- _PASSAGE SHOWN_:

□ □ □ □ □

Purpose of the Study:

  • To investigate the evolutionary history of proteins within RM systems.
  • To determine the evolutionary relationships and specificity of restriction endonucleases and DNA methyltransferases.
  • To identify instances of gene and system transfer in RM evolution.

Main Methods:

  • Sequence similarity analysis of restriction endonuclease (REase_AlwI family) and DNA methyltransferase (MethyltransfD12 family) domains.
  • Phylogenetic analysis to construct evolutionary clades based on sequence similarity and specificity.
  • Comparative genomics to detect horizontal gene transfer events.

Main Results:

  • RM systems studied recognized three distinct DNA sequences: GGATC, GATGC, or GATGG.
  • Restriction endonucleases formed three clades corresponding to RM system specificity.

□ □ □ □ □

- _SUPPLIED DATA_:
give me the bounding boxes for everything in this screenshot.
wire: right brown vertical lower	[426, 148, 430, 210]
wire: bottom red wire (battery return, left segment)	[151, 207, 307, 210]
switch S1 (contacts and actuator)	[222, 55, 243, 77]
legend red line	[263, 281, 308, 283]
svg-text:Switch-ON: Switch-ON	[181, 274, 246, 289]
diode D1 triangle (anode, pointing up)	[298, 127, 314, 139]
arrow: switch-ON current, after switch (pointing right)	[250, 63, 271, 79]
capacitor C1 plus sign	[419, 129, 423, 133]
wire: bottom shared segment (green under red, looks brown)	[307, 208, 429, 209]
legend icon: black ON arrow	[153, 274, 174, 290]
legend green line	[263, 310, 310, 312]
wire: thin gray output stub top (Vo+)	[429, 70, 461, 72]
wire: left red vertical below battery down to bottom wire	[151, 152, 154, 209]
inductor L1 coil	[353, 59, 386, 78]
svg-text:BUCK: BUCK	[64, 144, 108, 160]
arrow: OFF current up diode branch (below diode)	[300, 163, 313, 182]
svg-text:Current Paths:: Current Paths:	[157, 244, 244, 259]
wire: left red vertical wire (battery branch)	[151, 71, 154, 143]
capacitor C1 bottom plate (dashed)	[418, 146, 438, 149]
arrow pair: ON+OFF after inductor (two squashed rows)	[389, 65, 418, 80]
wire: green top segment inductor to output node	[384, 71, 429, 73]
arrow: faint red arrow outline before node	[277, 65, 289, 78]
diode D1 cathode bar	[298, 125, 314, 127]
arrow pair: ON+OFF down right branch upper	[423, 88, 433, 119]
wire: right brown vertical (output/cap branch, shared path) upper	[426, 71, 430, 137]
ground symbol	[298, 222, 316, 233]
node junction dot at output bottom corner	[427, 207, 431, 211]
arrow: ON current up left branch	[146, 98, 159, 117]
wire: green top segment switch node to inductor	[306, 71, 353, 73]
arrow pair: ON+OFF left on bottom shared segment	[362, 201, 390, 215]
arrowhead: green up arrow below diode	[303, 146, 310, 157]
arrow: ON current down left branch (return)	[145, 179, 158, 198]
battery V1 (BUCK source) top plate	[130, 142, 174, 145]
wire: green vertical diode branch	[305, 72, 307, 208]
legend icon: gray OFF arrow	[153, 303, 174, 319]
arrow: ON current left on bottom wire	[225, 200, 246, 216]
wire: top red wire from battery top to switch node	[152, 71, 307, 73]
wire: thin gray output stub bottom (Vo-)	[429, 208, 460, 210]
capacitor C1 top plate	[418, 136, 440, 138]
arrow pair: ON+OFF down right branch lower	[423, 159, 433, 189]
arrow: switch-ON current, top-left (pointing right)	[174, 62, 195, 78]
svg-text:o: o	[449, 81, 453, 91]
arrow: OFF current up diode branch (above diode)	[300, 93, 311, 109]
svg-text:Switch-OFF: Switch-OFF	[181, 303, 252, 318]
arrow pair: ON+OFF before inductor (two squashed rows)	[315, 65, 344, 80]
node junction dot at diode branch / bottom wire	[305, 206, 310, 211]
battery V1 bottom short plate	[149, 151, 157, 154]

□ □ □ □ □

- _EXERCISE REQUIREMENTS_:
a) Transcribe the part of the restriction-modification study summary starting at "Purpose of the" and ending at "(MethyltransfD12 family) domains.".
b) Continue the summary of the restriction-modification study from where it stops.

- _ANSWER SECTION_:
a)
Purpose of the Study:

  • To investigate the evolutionary history of proteins within RM systems.
  • To determine the evolutionary relationships and specificity of restriction endonucleases and DNA methyltransferases.
  • To identify instances of gene and system transfer in RM evolution.

Main Methods:

  • Sequence similarity analysis of restriction endonuclease (REase_AlwI family) and DNA methyltransferase (MethyltransfD12 family) domains.

b)
  • DNA methyltransferase domains grouped into two distinct clades, with domains within a system belonging to different groups and exhibiting specificity-based clades.
  • Evidence for extensive horizontal transfer of entire RM systems and individual genes, including methyltransferases with altered specificity, was found.

Conclusions:

  • The evolution of RM systems is shaped by both vertical inheritance and significant horizontal gene transfer.
  • Horizontal transfer has led to the diversification of RM system specificities and the emergence of novel methyltransferases.
  • The study reveals complex evolutionary relationships, including those with orphan DNA methyltransferases.